= INSTRUCTION =
Filter the entries below, keeping every line that has the word "switching".

= GIVEN INFORMATION =
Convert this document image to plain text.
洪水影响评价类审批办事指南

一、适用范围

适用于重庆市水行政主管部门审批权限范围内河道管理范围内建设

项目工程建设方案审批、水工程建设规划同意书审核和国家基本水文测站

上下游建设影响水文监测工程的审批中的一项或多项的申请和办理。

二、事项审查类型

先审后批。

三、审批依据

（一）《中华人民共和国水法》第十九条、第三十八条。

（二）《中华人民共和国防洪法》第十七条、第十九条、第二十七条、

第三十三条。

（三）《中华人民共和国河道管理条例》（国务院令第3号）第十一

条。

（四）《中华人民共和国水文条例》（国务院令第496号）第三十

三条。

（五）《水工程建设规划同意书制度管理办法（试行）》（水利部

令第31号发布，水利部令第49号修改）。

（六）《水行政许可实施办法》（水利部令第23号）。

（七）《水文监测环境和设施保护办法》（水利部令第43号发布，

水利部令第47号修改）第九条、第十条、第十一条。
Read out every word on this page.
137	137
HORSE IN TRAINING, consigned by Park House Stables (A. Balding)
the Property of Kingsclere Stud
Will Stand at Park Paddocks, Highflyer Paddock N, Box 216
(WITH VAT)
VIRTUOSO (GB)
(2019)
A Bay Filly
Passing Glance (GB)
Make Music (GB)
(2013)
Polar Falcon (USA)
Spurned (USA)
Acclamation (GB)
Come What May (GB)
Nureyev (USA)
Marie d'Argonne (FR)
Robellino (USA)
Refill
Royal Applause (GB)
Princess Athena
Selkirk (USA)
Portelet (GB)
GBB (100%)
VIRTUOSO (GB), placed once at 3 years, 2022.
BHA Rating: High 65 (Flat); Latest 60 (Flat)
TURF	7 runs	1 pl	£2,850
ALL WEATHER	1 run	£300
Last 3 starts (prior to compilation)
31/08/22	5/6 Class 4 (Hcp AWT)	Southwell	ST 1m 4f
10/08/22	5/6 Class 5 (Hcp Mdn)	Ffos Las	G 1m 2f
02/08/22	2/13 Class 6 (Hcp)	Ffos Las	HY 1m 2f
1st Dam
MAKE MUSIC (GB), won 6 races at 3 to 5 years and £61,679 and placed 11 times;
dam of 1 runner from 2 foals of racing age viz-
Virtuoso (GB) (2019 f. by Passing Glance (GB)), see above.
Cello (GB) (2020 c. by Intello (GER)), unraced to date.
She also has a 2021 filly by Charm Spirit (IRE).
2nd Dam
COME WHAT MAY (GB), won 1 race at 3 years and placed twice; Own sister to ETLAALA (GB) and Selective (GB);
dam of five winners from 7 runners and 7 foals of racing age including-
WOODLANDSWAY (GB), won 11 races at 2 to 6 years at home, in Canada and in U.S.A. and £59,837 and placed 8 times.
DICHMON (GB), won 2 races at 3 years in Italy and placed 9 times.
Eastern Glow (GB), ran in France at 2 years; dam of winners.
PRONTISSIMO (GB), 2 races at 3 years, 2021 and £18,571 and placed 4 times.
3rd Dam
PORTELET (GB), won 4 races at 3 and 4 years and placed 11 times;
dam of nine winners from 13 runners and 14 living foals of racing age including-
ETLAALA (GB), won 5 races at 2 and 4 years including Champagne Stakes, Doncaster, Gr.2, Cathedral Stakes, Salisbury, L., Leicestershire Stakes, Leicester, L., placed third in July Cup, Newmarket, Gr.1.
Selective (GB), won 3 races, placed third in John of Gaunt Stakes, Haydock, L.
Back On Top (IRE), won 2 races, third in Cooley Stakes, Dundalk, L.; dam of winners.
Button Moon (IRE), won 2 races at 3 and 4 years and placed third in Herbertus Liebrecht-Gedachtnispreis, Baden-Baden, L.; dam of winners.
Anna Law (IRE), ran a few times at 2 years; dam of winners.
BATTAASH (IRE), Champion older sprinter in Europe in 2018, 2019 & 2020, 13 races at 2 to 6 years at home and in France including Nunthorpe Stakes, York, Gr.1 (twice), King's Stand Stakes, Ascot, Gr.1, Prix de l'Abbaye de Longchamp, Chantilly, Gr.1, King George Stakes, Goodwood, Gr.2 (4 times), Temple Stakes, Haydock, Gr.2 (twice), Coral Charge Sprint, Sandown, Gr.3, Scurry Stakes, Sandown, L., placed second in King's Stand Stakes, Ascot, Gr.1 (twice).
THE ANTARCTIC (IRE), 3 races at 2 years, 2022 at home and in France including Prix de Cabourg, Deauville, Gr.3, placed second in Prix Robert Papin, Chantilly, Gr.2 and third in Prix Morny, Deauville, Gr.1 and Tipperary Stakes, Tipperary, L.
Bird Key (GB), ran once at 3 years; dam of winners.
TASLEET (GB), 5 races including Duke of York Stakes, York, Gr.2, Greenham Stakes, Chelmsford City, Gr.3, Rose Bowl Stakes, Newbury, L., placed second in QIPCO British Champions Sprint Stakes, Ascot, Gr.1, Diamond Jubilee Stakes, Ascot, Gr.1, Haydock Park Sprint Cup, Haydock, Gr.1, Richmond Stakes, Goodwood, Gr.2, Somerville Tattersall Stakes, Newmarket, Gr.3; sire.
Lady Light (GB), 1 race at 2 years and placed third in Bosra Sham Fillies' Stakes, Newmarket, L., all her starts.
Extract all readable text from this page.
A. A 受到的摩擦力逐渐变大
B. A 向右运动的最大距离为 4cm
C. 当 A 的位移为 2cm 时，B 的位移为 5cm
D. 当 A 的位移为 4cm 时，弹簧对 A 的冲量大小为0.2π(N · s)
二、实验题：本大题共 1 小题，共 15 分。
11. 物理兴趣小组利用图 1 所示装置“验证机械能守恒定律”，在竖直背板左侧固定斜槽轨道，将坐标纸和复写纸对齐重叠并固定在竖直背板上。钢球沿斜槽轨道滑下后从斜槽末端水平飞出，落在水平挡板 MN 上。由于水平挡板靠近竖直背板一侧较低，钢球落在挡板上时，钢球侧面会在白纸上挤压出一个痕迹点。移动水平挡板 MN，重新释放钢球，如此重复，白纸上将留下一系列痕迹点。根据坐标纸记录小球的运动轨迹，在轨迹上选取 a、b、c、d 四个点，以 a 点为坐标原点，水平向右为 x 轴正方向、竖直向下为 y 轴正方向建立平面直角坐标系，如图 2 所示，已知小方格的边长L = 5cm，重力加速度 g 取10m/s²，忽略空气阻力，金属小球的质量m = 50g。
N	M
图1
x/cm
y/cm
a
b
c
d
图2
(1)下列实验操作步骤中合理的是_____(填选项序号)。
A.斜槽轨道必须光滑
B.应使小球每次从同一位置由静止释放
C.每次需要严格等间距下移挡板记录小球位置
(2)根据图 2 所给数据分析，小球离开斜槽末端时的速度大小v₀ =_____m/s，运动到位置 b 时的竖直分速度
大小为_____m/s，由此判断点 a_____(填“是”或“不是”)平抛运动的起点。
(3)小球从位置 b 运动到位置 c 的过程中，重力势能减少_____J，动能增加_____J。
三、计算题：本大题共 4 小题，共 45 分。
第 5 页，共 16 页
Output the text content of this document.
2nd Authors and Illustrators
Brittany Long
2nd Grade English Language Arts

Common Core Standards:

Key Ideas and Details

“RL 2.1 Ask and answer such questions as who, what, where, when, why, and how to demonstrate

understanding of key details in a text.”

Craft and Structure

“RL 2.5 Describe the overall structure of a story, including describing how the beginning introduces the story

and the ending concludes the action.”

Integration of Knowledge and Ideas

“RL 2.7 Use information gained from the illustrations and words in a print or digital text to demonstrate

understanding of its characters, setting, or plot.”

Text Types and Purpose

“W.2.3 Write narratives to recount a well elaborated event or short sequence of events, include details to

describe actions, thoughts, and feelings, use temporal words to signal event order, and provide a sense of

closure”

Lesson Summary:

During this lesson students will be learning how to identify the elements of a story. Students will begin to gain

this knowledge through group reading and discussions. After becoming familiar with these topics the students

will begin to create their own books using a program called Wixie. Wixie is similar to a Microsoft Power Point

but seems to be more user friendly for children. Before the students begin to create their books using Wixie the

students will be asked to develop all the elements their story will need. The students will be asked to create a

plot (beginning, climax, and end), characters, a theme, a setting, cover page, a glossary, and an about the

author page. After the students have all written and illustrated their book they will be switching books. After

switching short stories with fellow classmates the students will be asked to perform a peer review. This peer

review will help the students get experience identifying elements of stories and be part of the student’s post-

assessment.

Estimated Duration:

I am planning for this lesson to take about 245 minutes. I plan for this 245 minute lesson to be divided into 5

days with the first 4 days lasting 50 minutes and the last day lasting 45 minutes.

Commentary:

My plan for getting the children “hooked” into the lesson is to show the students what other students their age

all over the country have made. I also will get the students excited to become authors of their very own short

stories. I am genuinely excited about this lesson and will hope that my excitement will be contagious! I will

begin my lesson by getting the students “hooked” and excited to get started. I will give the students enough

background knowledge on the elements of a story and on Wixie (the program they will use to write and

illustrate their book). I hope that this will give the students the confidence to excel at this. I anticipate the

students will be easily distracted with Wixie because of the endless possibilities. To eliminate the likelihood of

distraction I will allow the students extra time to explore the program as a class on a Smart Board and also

= TASK OUTPUT =
author page. After the students have all written and illustrated their book they will be switching books. After
switching short stories with fellow classmates the students will be asked to perform a peer review. This peer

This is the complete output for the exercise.